**SHORT TASK:** Lines containing the word "content" are to be counted; state their number and nothing further.

------ DATASET ROWS ------

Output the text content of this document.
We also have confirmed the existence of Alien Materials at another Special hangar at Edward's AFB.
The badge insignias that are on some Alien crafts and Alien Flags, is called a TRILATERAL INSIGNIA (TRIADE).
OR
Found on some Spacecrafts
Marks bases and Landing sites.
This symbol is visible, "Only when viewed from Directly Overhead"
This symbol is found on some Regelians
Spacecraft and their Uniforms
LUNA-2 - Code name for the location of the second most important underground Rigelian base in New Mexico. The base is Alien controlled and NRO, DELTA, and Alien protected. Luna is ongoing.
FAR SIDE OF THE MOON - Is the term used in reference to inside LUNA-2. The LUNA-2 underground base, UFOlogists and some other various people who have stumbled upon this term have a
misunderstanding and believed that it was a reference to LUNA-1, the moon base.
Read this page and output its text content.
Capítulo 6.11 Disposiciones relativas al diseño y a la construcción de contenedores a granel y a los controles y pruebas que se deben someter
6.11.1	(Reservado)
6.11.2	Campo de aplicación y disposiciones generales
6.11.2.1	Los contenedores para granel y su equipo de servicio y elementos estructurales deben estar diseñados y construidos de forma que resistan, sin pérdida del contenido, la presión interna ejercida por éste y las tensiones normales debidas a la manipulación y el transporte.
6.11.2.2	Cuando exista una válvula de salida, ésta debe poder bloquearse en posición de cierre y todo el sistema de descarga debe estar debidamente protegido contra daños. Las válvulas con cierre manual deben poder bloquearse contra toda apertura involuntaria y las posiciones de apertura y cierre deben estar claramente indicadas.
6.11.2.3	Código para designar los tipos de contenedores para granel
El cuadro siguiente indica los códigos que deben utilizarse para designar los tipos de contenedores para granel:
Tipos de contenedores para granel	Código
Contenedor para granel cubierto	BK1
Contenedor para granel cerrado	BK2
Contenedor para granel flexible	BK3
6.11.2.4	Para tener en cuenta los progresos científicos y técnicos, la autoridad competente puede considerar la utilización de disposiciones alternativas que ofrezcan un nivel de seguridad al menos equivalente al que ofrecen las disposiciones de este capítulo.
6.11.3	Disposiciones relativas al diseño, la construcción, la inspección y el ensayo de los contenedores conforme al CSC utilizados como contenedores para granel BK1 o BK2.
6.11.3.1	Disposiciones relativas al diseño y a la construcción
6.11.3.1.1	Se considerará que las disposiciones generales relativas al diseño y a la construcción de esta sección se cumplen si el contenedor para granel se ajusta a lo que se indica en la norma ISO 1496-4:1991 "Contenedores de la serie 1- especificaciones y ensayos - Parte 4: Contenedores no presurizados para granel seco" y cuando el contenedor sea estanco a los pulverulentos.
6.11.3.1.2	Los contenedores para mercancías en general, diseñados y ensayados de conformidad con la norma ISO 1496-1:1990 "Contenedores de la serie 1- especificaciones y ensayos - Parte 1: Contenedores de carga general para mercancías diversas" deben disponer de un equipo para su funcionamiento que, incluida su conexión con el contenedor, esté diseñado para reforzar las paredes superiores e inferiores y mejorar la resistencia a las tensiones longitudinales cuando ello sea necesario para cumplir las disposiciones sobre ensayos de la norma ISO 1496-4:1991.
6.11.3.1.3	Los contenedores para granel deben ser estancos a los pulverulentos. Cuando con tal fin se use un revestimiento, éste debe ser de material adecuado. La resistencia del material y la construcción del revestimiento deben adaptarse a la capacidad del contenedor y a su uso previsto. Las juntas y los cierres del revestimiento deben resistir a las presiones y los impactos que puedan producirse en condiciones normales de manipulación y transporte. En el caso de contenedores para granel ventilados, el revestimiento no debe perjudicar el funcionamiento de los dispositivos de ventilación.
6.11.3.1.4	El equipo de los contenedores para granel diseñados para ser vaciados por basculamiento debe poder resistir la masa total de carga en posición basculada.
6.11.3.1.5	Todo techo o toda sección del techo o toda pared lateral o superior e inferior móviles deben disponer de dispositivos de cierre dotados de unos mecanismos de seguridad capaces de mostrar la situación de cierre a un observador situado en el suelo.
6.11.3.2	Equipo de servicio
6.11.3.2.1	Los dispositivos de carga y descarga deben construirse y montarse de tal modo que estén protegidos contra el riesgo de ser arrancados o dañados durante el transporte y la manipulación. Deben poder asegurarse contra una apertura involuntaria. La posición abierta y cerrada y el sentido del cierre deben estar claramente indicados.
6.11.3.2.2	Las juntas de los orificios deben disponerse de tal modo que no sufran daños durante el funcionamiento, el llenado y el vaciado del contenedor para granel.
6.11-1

------

**TASK SOLUTION:** 2